» Objective: Wherever a line holds the word "image", copy that line out.

» Dataset entries on figures:
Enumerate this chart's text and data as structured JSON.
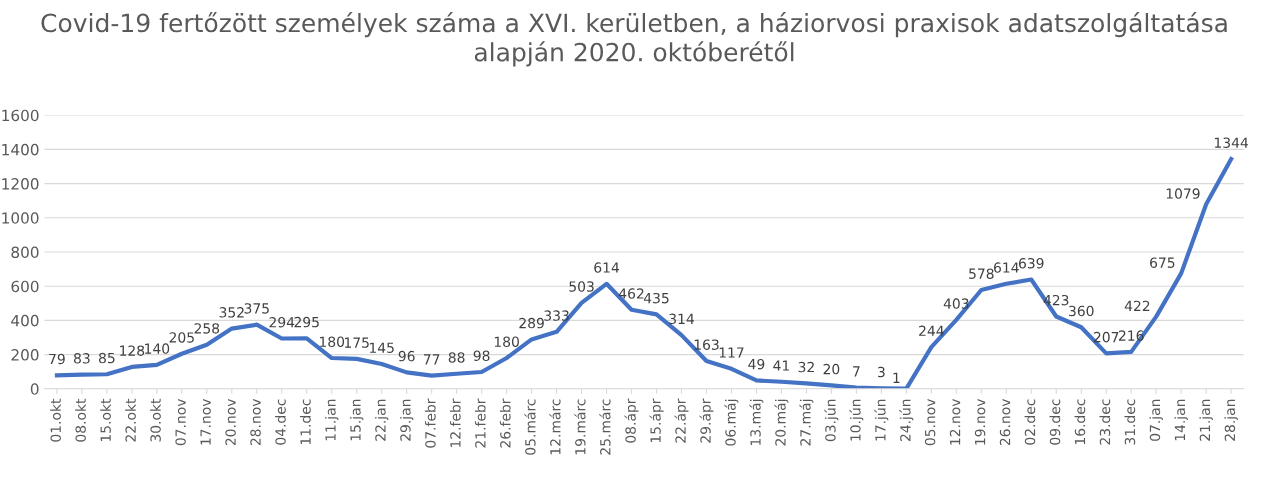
{
  "chart_data": {
    "type": "line",
    "title": "Covid-19 fertőzött személyek száma a XVI. kerületben, a háziorvosi praxisok adatszolgáltatása alapján 2020. októberétől",
    "categories": [
      "01.okt",
      "08.okt",
      "15.okt",
      "22.okt",
      "30.okt",
      "07.nov",
      "17.nov",
      "20.nov",
      "28.nov",
      "04.dec",
      "11.dec",
      "11.jan",
      "15.jan",
      "22.jan",
      "29.jan",
      "07.febr",
      "12.febr",
      "21.febr",
      "26.febr",
      "05.márc",
      "12.márc",
      "19.márc",
      "25.márc",
      "08.ápr",
      "15.ápr",
      "22.ápr",
      "29.ápr",
      "06.máj",
      "13.máj",
      "20.máj",
      "27.máj",
      "03.jún",
      "10.jún",
      "17.jún",
      "24.jún",
      "05.nov",
      "12.nov",
      "19.nov",
      "26.nov",
      "02.dec",
      "09.dec",
      "16.dec",
      "23.dec",
      "31.dec",
      "07.jan",
      "14.jan",
      "21.jan",
      "28.jan"
    ],
    "series": [
      {
        "color": "#4472c4",
        "values": [
          79,
          83,
          85,
          128,
          140,
          205,
          258,
          352,
          375,
          294,
          295,
          180,
          175,
          145,
          96,
          77,
          88,
          98,
          180,
          289,
          333,
          503,
          614,
          462,
          435,
          314,
          163,
          117,
          49,
          41,
          32,
          20,
          7,
          3,
          1,
          244,
          403,
          578,
          614,
          639,
          423,
          360,
          207,
          216,
          422,
          675,
          1079,
          1344
        ]
      }
    ],
    "ylim": [
      0,
      1600
    ],
    "yticks": [
      0,
      200,
      400,
      600,
      800,
      1000,
      1200,
      1400,
      1600
    ],
    "grid": "y",
    "data_labels": true,
    "marker": "none",
    "line_style": "solid",
    "legend": false
  }
}
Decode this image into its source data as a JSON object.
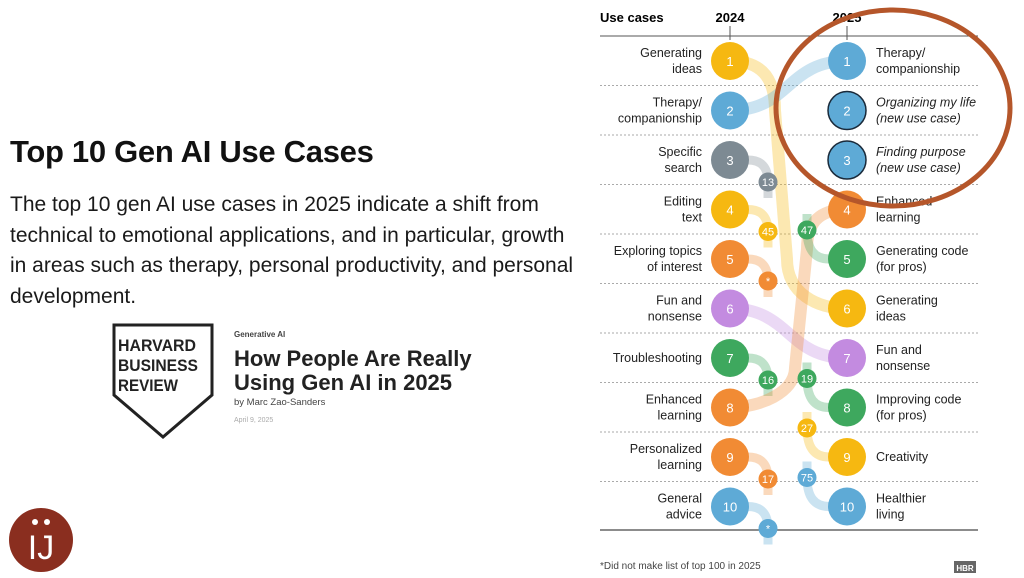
{
  "slide": {
    "title": "Top 10 Gen AI Use Cases",
    "description": "The top 10 gen AI use cases in 2025 indicate a shift from technical to emotional applications, and in particular, growth in areas such as therapy, personal productivity, and personal development."
  },
  "article": {
    "publisher_logo": "HARVARD BUSINESS REVIEW",
    "category": "Generative AI",
    "headline": "How People Are Really Using Gen AI in 2025",
    "byline": "by Marc Zao-Sanders",
    "date": "April 9, 2025"
  },
  "brand_logo": "IJ",
  "chart_data": {
    "type": "bump",
    "header": {
      "label": "Use cases",
      "col1": "2024",
      "col2": "2025"
    },
    "footnote": "*Did not make list of top 100 in 2025",
    "credit": "HBR",
    "highlight_color": "#b5562a",
    "colors": {
      "yellow": "#f6b811",
      "blue": "#5eaad6",
      "gray": "#7d8a93",
      "orange": "#f18b34",
      "green": "#3ea85e",
      "purple": "#c38be0"
    },
    "ranks_2024": [
      {
        "rank": "1",
        "label": [
          "Generating",
          "ideas"
        ],
        "color": "yellow",
        "rank_2025": 6
      },
      {
        "rank": "2",
        "label": [
          "Therapy/",
          "companionship"
        ],
        "color": "blue",
        "rank_2025": 1
      },
      {
        "rank": "3",
        "label": [
          "Specific",
          "search"
        ],
        "color": "gray",
        "rank_2025": "13"
      },
      {
        "rank": "4",
        "label": [
          "Editing",
          "text"
        ],
        "color": "yellow",
        "rank_2025": "45"
      },
      {
        "rank": "5",
        "label": [
          "Exploring topics",
          "of interest"
        ],
        "color": "orange",
        "rank_2025": "*"
      },
      {
        "rank": "6",
        "label": [
          "Fun and",
          "nonsense"
        ],
        "color": "purple",
        "rank_2025": 7
      },
      {
        "rank": "7",
        "label": [
          "Troubleshooting"
        ],
        "color": "green",
        "rank_2025": "16"
      },
      {
        "rank": "8",
        "label": [
          "Enhanced",
          "learning"
        ],
        "color": "orange",
        "rank_2025": 4
      },
      {
        "rank": "9",
        "label": [
          "Personalized",
          "learning"
        ],
        "color": "orange",
        "rank_2025": "17"
      },
      {
        "rank": "10",
        "label": [
          "General",
          "advice"
        ],
        "color": "blue",
        "rank_2025": "*"
      }
    ],
    "ranks_2025": [
      {
        "rank": "1",
        "label": [
          "Therapy/",
          "companionship"
        ],
        "color": "blue",
        "rank_2024": 2
      },
      {
        "rank": "2",
        "label": [
          "Organizing my life",
          "(new use case)"
        ],
        "color": "blue",
        "italic": true,
        "new": true
      },
      {
        "rank": "3",
        "label": [
          "Finding purpose",
          "(new use case)"
        ],
        "color": "blue",
        "italic": true,
        "new": true
      },
      {
        "rank": "4",
        "label": [
          "Enhanced",
          "learning"
        ],
        "color": "orange",
        "rank_2024": 8
      },
      {
        "rank": "5",
        "label": [
          "Generating code",
          "(for pros)"
        ],
        "color": "green",
        "rank_2024": "47"
      },
      {
        "rank": "6",
        "label": [
          "Generating",
          "ideas"
        ],
        "color": "yellow",
        "rank_2024": 1
      },
      {
        "rank": "7",
        "label": [
          "Fun and",
          "nonsense"
        ],
        "color": "purple",
        "rank_2024": 6
      },
      {
        "rank": "8",
        "label": [
          "Improving code",
          "(for pros)"
        ],
        "color": "green",
        "rank_2024": "19"
      },
      {
        "rank": "9",
        "label": [
          "Creativity"
        ],
        "color": "yellow",
        "rank_2024": "27"
      },
      {
        "rank": "10",
        "label": [
          "Healthier",
          "living"
        ],
        "color": "blue",
        "rank_2024": "75"
      }
    ],
    "highlighted_ranks_2025": [
      1,
      2,
      3
    ]
  }
}
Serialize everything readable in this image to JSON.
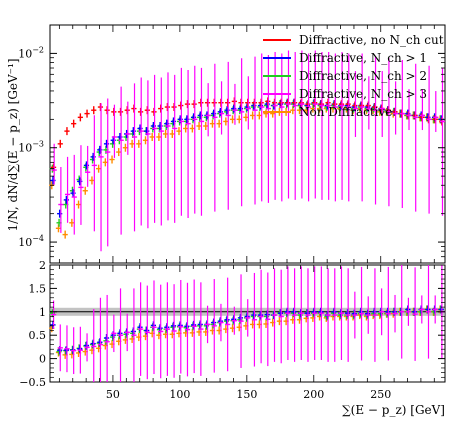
{
  "chart_data": [
    {
      "type": "scatter",
      "panel": "main",
      "ylabel": "1/N, dN/d∑(E − p_z) [GeV⁻¹]",
      "y_scale": "log",
      "ylim": [
        6e-05,
        0.02
      ],
      "xlim": [
        3,
        298
      ],
      "yticks": [
        {
          "value": 0.0001,
          "base": "10",
          "exp": "−4"
        },
        {
          "value": 0.001,
          "base": "10",
          "exp": "−3"
        },
        {
          "value": 0.01,
          "base": "10",
          "exp": "−2"
        }
      ],
      "legend_position": "top-right",
      "legend": [
        {
          "label": "Diffractive, no N_ch cut",
          "color": "#ff0000"
        },
        {
          "label": "Diffractive, N_ch > 1",
          "color": "#0000ff"
        },
        {
          "label": "Diffractive, N_ch > 2",
          "color": "#22cc22"
        },
        {
          "label": "Diffractive, N_ch > 3",
          "color": "#ff00ff"
        },
        {
          "label": "Non Diffractive",
          "color": "#ff8c00"
        }
      ],
      "x": [
        5,
        10,
        15,
        20,
        25,
        30,
        35,
        40,
        45,
        50,
        55,
        60,
        65,
        70,
        75,
        80,
        85,
        90,
        95,
        100,
        105,
        110,
        115,
        120,
        125,
        130,
        135,
        140,
        145,
        150,
        155,
        160,
        165,
        170,
        175,
        180,
        185,
        190,
        195,
        200,
        205,
        210,
        215,
        220,
        225,
        230,
        235,
        240,
        245,
        250,
        255,
        260,
        265,
        270,
        275,
        280,
        285,
        290,
        295
      ],
      "series": [
        {
          "name": "Diffractive, no N_ch cut",
          "color": "#ff0000",
          "values": [
            0.00062,
            0.0011,
            0.0015,
            0.0018,
            0.0021,
            0.0023,
            0.0025,
            0.0027,
            0.0025,
            0.0024,
            0.0024,
            0.0025,
            0.0026,
            0.0024,
            0.0025,
            0.0024,
            0.0026,
            0.0027,
            0.0027,
            0.0028,
            0.0029,
            0.0029,
            0.003,
            0.003,
            0.003,
            0.003,
            0.003,
            0.0031,
            0.003,
            0.003,
            0.003,
            0.003,
            0.0031,
            0.003,
            0.003,
            0.003,
            0.003,
            0.003,
            0.0029,
            0.003,
            0.0029,
            0.003,
            0.0029,
            0.0029,
            0.0029,
            0.0028,
            0.0028,
            0.0028,
            0.0027,
            0.0026,
            0.0025,
            0.0024,
            0.0023,
            0.0022,
            0.0022,
            0.0021,
            0.002,
            0.002,
            0.0019
          ]
        },
        {
          "name": "Diffractive, N_ch > 1",
          "color": "#0000ff",
          "values": [
            0.00045,
            0.0002,
            0.00028,
            0.00033,
            0.00044,
            0.00065,
            0.0008,
            0.00095,
            0.0011,
            0.0012,
            0.0013,
            0.0014,
            0.0015,
            0.0016,
            0.0015,
            0.0017,
            0.0017,
            0.0018,
            0.0019,
            0.002,
            0.002,
            0.0021,
            0.0022,
            0.0022,
            0.0023,
            0.0024,
            0.0025,
            0.0026,
            0.0026,
            0.0027,
            0.0028,
            0.0028,
            0.0029,
            0.0028,
            0.0029,
            0.003,
            0.003,
            0.0029,
            0.0028,
            0.003,
            0.0029,
            0.0028,
            0.0029,
            0.0028,
            0.0028,
            0.0027,
            0.0028,
            0.0027,
            0.0027,
            0.0026,
            0.0025,
            0.0024,
            0.0023,
            0.0023,
            0.0022,
            0.0022,
            0.0021,
            0.0021,
            0.002
          ]
        },
        {
          "name": "Diffractive, N_ch > 2",
          "color": "#22cc22",
          "values": [
            0.0006,
            0.00016,
            0.00025,
            0.00035,
            0.00046,
            0.00062,
            0.00075,
            0.0009,
            0.00095,
            0.0011,
            0.0012,
            0.0013,
            0.0014,
            0.0015,
            0.0015,
            0.0016,
            0.0016,
            0.0017,
            0.0018,
            0.0019,
            0.0019,
            0.002,
            0.0021,
            0.0021,
            0.0022,
            0.0023,
            0.0024,
            0.0025,
            0.0025,
            0.0026,
            0.0027,
            0.0027,
            0.0028,
            0.0028,
            0.0029,
            0.0029,
            0.0029,
            0.0028,
            0.0028,
            0.0029,
            0.0028,
            0.0027,
            0.0028,
            0.0027,
            0.0027,
            0.0026,
            0.0027,
            0.0026,
            0.0026,
            0.0025,
            0.0024,
            0.0024,
            0.0023,
            0.0022,
            0.0022,
            0.0021,
            0.0021,
            0.002,
            0.002
          ]
        },
        {
          "name": "Diffractive, N_ch > 3",
          "color": "#ff00ff",
          "values": [
            0.00058,
            0.00025,
            0.00032,
            0.0003,
            0.00038,
            0.00055,
            0.00065,
            0.0008,
            0.0009,
            0.0013,
            0.0012,
            0.0014,
            0.0013,
            0.0015,
            0.0014,
            0.0016,
            0.0015,
            0.0017,
            0.0016,
            0.0019,
            0.0018,
            0.002,
            0.0019,
            0.0022,
            0.0021,
            0.0023,
            0.0022,
            0.0025,
            0.0024,
            0.0026,
            0.0025,
            0.0027,
            0.0026,
            0.0028,
            0.0027,
            0.0029,
            0.0028,
            0.0029,
            0.0027,
            0.0029,
            0.0028,
            0.0028,
            0.0027,
            0.0028,
            0.0027,
            0.0026,
            0.0027,
            0.0026,
            0.0025,
            0.0026,
            0.0024,
            0.0023,
            0.0023,
            0.0022,
            0.0021,
            0.0022,
            0.002,
            0.0021,
            0.0019
          ],
          "yerr_rel": [
            0.3,
            0.5,
            0.5,
            0.6,
            0.6,
            0.3,
            0.8,
            0.9,
            0.9,
            0.4,
            0.9,
            0.4,
            0.9,
            0.9,
            0.9,
            0.9,
            0.9,
            0.9,
            0.9,
            0.9,
            0.9,
            0.9,
            0.9,
            0.4,
            0.9,
            0.4,
            0.9,
            0.3,
            0.9,
            0.4,
            0.9,
            0.9,
            0.9,
            0.9,
            0.9,
            0.9,
            0.9,
            0.9,
            0.9,
            0.9,
            0.9,
            0.9,
            0.9,
            0.9,
            0.9,
            0.5,
            0.9,
            0.4,
            0.9,
            0.5,
            0.9,
            0.4,
            0.9,
            0.3,
            0.9,
            0.3,
            0.9,
            0.3,
            0.9
          ]
        },
        {
          "name": "Non Diffractive",
          "color": "#ff8c00",
          "values": [
            0.0004,
            0.00014,
            0.00012,
            0.00016,
            0.00025,
            0.00035,
            0.00045,
            0.0006,
            0.0007,
            0.00075,
            0.0009,
            0.001,
            0.0011,
            0.0011,
            0.0012,
            0.0013,
            0.0013,
            0.0014,
            0.0014,
            0.0015,
            0.0016,
            0.0016,
            0.0017,
            0.0017,
            0.0018,
            0.0018,
            0.0019,
            0.002,
            0.002,
            0.0021,
            0.0022,
            0.0022,
            0.0023,
            0.0023,
            0.0024,
            0.0024,
            0.0025,
            0.0025,
            0.0025,
            0.0026,
            0.0026,
            0.0026,
            0.0026,
            0.0026,
            0.0026,
            0.0025,
            0.0026,
            0.0025,
            0.0025,
            0.0024,
            0.0024,
            0.0023,
            0.0023,
            0.0022,
            0.0022,
            0.0021,
            0.0021,
            0.002,
            0.002
          ]
        }
      ]
    },
    {
      "type": "scatter",
      "panel": "ratio",
      "xlabel": "∑(E − p_z) [GeV]",
      "ylim": [
        -0.5,
        2
      ],
      "yticks": [
        -0.5,
        0,
        0.5,
        1,
        1.5,
        2
      ],
      "xticks": [
        50,
        100,
        150,
        200,
        250
      ],
      "reference_line": 1,
      "x": [
        5,
        10,
        15,
        20,
        25,
        30,
        35,
        40,
        45,
        50,
        55,
        60,
        65,
        70,
        75,
        80,
        85,
        90,
        95,
        100,
        105,
        110,
        115,
        120,
        125,
        130,
        135,
        140,
        145,
        150,
        155,
        160,
        165,
        170,
        175,
        180,
        185,
        190,
        195,
        200,
        205,
        210,
        215,
        220,
        225,
        230,
        235,
        240,
        245,
        250,
        255,
        260,
        265,
        270,
        275,
        280,
        285,
        290,
        295
      ],
      "series": [
        {
          "name": "Diffractive, N_ch > 1",
          "color": "#0000ff",
          "values": [
            0.72,
            0.18,
            0.18,
            0.18,
            0.21,
            0.28,
            0.32,
            0.35,
            0.44,
            0.5,
            0.54,
            0.56,
            0.58,
            0.67,
            0.6,
            0.71,
            0.65,
            0.67,
            0.7,
            0.71,
            0.69,
            0.72,
            0.73,
            0.73,
            0.77,
            0.8,
            0.83,
            0.84,
            0.87,
            0.9,
            0.93,
            0.93,
            0.94,
            0.93,
            0.97,
            1.0,
            1.0,
            0.97,
            0.97,
            1.0,
            1.0,
            0.93,
            1.0,
            0.97,
            0.97,
            0.96,
            1.0,
            0.96,
            1.0,
            1.0,
            1.0,
            1.0,
            1.0,
            1.05,
            1.0,
            1.05,
            1.05,
            1.05,
            1.05
          ]
        },
        {
          "name": "Diffractive, N_ch > 2",
          "color": "#22cc22",
          "values": [
            0.97,
            0.15,
            0.17,
            0.19,
            0.22,
            0.27,
            0.3,
            0.33,
            0.38,
            0.46,
            0.5,
            0.52,
            0.54,
            0.63,
            0.6,
            0.67,
            0.62,
            0.63,
            0.67,
            0.68,
            0.66,
            0.69,
            0.7,
            0.7,
            0.73,
            0.77,
            0.8,
            0.81,
            0.83,
            0.87,
            0.9,
            0.9,
            0.9,
            0.93,
            0.97,
            0.97,
            0.97,
            0.93,
            0.97,
            0.97,
            0.97,
            0.9,
            0.97,
            0.93,
            0.93,
            0.93,
            0.96,
            0.93,
            0.96,
            0.96,
            0.96,
            1.0,
            1.0,
            1.0,
            1.0,
            1.0,
            1.05,
            1.0,
            1.05
          ]
        },
        {
          "name": "Diffractive, N_ch > 3",
          "color": "#ff00ff",
          "values": [
            0.94,
            0.23,
            0.21,
            0.17,
            0.18,
            0.24,
            0.26,
            0.3,
            0.36,
            0.54,
            0.5,
            0.56,
            0.5,
            0.63,
            0.56,
            0.67,
            0.58,
            0.63,
            0.59,
            0.68,
            0.62,
            0.69,
            0.63,
            0.73,
            0.7,
            0.77,
            0.73,
            0.81,
            0.8,
            0.87,
            0.83,
            0.9,
            0.84,
            0.93,
            0.9,
            0.97,
            0.93,
            0.97,
            0.93,
            0.97,
            0.97,
            0.93,
            0.93,
            0.97,
            0.93,
            0.93,
            0.96,
            0.93,
            0.93,
            1.0,
            0.96,
            0.96,
            1.0,
            1.0,
            0.95,
            1.05,
            1.0,
            1.05,
            1.0
          ],
          "yerr_abs": [
            0.3,
            0.5,
            0.5,
            0.5,
            0.5,
            0.3,
            0.8,
            1.0,
            1.0,
            0.4,
            1.0,
            0.4,
            1.0,
            1.0,
            1.0,
            1.0,
            1.0,
            1.0,
            1.0,
            1.0,
            1.0,
            1.0,
            1.0,
            0.4,
            1.0,
            0.4,
            1.0,
            0.3,
            1.0,
            0.4,
            1.0,
            1.0,
            1.0,
            1.0,
            1.0,
            1.0,
            1.0,
            1.0,
            1.0,
            1.0,
            1.0,
            1.0,
            1.0,
            1.0,
            1.0,
            0.5,
            1.0,
            0.4,
            1.0,
            0.5,
            1.0,
            0.4,
            1.0,
            0.3,
            1.0,
            0.3,
            1.0,
            0.3,
            1.0
          ]
        },
        {
          "name": "Non Diffractive",
          "color": "#ff8c00",
          "values": [
            0.65,
            0.13,
            0.08,
            0.09,
            0.12,
            0.15,
            0.18,
            0.22,
            0.28,
            0.31,
            0.37,
            0.4,
            0.42,
            0.46,
            0.48,
            0.54,
            0.5,
            0.52,
            0.52,
            0.54,
            0.55,
            0.55,
            0.57,
            0.57,
            0.6,
            0.6,
            0.63,
            0.65,
            0.67,
            0.7,
            0.73,
            0.73,
            0.74,
            0.77,
            0.8,
            0.8,
            0.83,
            0.83,
            0.86,
            0.87,
            0.9,
            0.87,
            0.9,
            0.9,
            0.9,
            0.9,
            0.93,
            0.9,
            0.93,
            0.93,
            0.96,
            0.96,
            1.0,
            1.0,
            1.0,
            1.0,
            1.05,
            1.0,
            1.05
          ]
        }
      ]
    }
  ]
}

» Output for this task:
Decode this image into its source data as a JSON object.
Serialize everything readable in this image to JSON.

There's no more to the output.